Pictures appear in the records below; write out everything else exactly.

- - - - -

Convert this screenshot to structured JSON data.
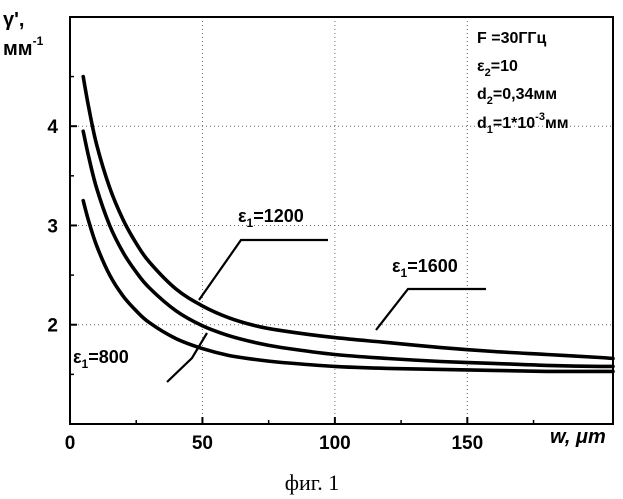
{
  "chart_data": {
    "type": "line",
    "title": "",
    "xlabel": "w, μm",
    "ylabel": "γ',",
    "ylabel_unit": "мм",
    "ylabel_unit_exp": "-1",
    "xlim": [
      0,
      205
    ],
    "ylim": [
      1.0,
      5.1
    ],
    "x_ticks": [
      0,
      50,
      100,
      150
    ],
    "y_ticks": [
      2,
      3,
      4
    ],
    "grid": true,
    "caption": "фиг. 1",
    "parameters": {
      "F": "F =30ГГц",
      "e2_base": "ε",
      "e2_sub": "2",
      "e2_value": "=10",
      "d2_base": "d",
      "d2_sub": "2",
      "d2_value": "=0,34мм",
      "d1_base": "d",
      "d1_sub": "1",
      "d1_value": "=1*10",
      "d1_exp": "-3",
      "d1_unit": "мм"
    },
    "series": [
      {
        "name": "ε₁=1600",
        "label_base": "ε",
        "label_sub": "1",
        "label_value": "=1600",
        "x": [
          5,
          7,
          10,
          15,
          20,
          25,
          30,
          40,
          50,
          60,
          70,
          80,
          100,
          120,
          140,
          160,
          180,
          200,
          205
        ],
        "y": [
          4.5,
          4.2,
          3.82,
          3.38,
          3.06,
          2.82,
          2.63,
          2.36,
          2.19,
          2.07,
          1.99,
          1.94,
          1.87,
          1.82,
          1.77,
          1.73,
          1.7,
          1.67,
          1.66
        ]
      },
      {
        "name": "ε₁=1200",
        "label_base": "ε",
        "label_sub": "1",
        "label_value": "=1200",
        "x": [
          5,
          7,
          10,
          15,
          20,
          25,
          30,
          40,
          50,
          60,
          70,
          80,
          100,
          120,
          140,
          160,
          180,
          200,
          205
        ],
        "y": [
          3.95,
          3.7,
          3.38,
          3.0,
          2.73,
          2.53,
          2.37,
          2.14,
          1.99,
          1.89,
          1.82,
          1.77,
          1.7,
          1.66,
          1.63,
          1.61,
          1.59,
          1.58,
          1.58
        ]
      },
      {
        "name": "ε₁=800",
        "label_base": "ε",
        "label_sub": "1",
        "label_value": "=800",
        "x": [
          5,
          7,
          10,
          15,
          20,
          25,
          30,
          40,
          50,
          60,
          70,
          80,
          100,
          120,
          140,
          160,
          180,
          200,
          205
        ],
        "y": [
          3.25,
          3.05,
          2.8,
          2.5,
          2.29,
          2.14,
          2.02,
          1.86,
          1.76,
          1.69,
          1.65,
          1.62,
          1.58,
          1.56,
          1.55,
          1.54,
          1.53,
          1.53,
          1.53
        ]
      }
    ]
  }
}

- - - - -

— RESULT —
Convert this screenshot to structured JSON data.
{
  "chart_data": {
    "type": "line",
    "title": "",
    "xlabel": "w, μm",
    "ylabel": "γ',",
    "ylabel_unit": "мм",
    "ylabel_unit_exp": "-1",
    "xlim": [
      0,
      205
    ],
    "ylim": [
      1.0,
      5.1
    ],
    "x_ticks": [
      0,
      50,
      100,
      150
    ],
    "y_ticks": [
      2,
      3,
      4
    ],
    "grid": true,
    "caption": "фиг. 1",
    "parameters": {
      "F": "F =30ГГц",
      "e2_base": "ε",
      "e2_sub": "2",
      "e2_value": "=10",
      "d2_base": "d",
      "d2_sub": "2",
      "d2_value": "=0,34мм",
      "d1_base": "d",
      "d1_sub": "1",
      "d1_value": "=1*10",
      "d1_exp": "-3",
      "d1_unit": "мм"
    },
    "series": [
      {
        "name": "ε₁=1600",
        "label_base": "ε",
        "label_sub": "1",
        "label_value": "=1600",
        "x": [
          5,
          7,
          10,
          15,
          20,
          25,
          30,
          40,
          50,
          60,
          70,
          80,
          100,
          120,
          140,
          160,
          180,
          200,
          205
        ],
        "y": [
          4.5,
          4.2,
          3.82,
          3.38,
          3.06,
          2.82,
          2.63,
          2.36,
          2.19,
          2.07,
          1.99,
          1.94,
          1.87,
          1.82,
          1.77,
          1.73,
          1.7,
          1.67,
          1.66
        ]
      },
      {
        "name": "ε₁=1200",
        "label_base": "ε",
        "label_sub": "1",
        "label_value": "=1200",
        "x": [
          5,
          7,
          10,
          15,
          20,
          25,
          30,
          40,
          50,
          60,
          70,
          80,
          100,
          120,
          140,
          160,
          180,
          200,
          205
        ],
        "y": [
          3.95,
          3.7,
          3.38,
          3.0,
          2.73,
          2.53,
          2.37,
          2.14,
          1.99,
          1.89,
          1.82,
          1.77,
          1.7,
          1.66,
          1.63,
          1.61,
          1.59,
          1.58,
          1.58
        ]
      },
      {
        "name": "ε₁=800",
        "label_base": "ε",
        "label_sub": "1",
        "label_value": "=800",
        "x": [
          5,
          7,
          10,
          15,
          20,
          25,
          30,
          40,
          50,
          60,
          70,
          80,
          100,
          120,
          140,
          160,
          180,
          200,
          205
        ],
        "y": [
          3.25,
          3.05,
          2.8,
          2.5,
          2.29,
          2.14,
          2.02,
          1.86,
          1.76,
          1.69,
          1.65,
          1.62,
          1.58,
          1.56,
          1.55,
          1.54,
          1.53,
          1.53,
          1.53
        ]
      }
    ]
  }
}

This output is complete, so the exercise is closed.